(Dataset entries)
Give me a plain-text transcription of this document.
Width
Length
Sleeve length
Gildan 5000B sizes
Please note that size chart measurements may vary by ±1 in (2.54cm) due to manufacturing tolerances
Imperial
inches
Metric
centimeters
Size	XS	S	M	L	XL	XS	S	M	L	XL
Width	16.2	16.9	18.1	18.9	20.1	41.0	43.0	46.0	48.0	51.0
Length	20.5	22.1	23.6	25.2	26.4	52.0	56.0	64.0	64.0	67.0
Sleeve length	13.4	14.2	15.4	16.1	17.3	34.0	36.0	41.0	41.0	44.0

#### GIVEN PROBLEM
Copy all the entries verbatim.

#### RESPONSE FOR THIS EXERCISE
Give me a plain-text transcription of this document.
Width
Length
Sleeve length
Gildan 5000B sizes
Please note that size chart measurements may vary by ±1 in (2.54cm) due to manufacturing tolerances
Imperial
inches
Metric
centimeters
Size	XS	S	M	L	XL	XS	S	M	L	XL
Width	16.2	16.9	18.1	18.9	20.1	41.0	43.0	46.0	48.0	51.0
Length	20.5	22.1	23.6	25.2	26.4	52.0	56.0	64.0	64.0	67.0
Sleeve length	13.4	14.2	15.4	16.1	17.3	34.0	36.0	41.0	41.0	44.0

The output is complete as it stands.